WHAT NEEDS TO BE DONE -> Find each line with the word "Connect" in it, then give the total alone.

BEGIN EXTRACTED DATA

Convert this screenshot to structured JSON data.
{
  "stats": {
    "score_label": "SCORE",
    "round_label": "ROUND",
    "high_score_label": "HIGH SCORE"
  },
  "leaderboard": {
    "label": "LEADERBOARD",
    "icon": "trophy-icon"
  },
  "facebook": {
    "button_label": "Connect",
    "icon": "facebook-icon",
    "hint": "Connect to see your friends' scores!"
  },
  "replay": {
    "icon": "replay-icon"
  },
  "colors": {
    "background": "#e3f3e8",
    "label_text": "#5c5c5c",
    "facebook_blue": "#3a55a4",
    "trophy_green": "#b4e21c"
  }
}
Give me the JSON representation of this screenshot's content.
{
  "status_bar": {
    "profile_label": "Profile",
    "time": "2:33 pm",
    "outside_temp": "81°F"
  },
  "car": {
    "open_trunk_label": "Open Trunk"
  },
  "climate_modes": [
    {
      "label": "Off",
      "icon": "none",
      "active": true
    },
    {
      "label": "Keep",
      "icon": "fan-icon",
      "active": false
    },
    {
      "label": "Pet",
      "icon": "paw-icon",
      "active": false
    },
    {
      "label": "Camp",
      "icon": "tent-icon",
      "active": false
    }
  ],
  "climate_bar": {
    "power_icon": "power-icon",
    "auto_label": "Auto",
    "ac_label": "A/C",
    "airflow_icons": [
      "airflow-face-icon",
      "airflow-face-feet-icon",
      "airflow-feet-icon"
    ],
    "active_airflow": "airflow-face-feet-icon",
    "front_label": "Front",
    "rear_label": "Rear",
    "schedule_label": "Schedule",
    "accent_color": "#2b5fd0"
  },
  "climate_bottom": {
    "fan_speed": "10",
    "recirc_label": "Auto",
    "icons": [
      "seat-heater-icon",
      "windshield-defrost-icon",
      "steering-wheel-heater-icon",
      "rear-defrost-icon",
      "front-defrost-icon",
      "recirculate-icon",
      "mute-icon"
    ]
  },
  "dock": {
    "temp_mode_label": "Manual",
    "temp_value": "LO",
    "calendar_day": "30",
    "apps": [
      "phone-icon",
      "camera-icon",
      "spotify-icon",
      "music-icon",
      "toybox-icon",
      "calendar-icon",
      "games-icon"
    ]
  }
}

END EXTRACTED DATA

CORRECT RESULT -> 2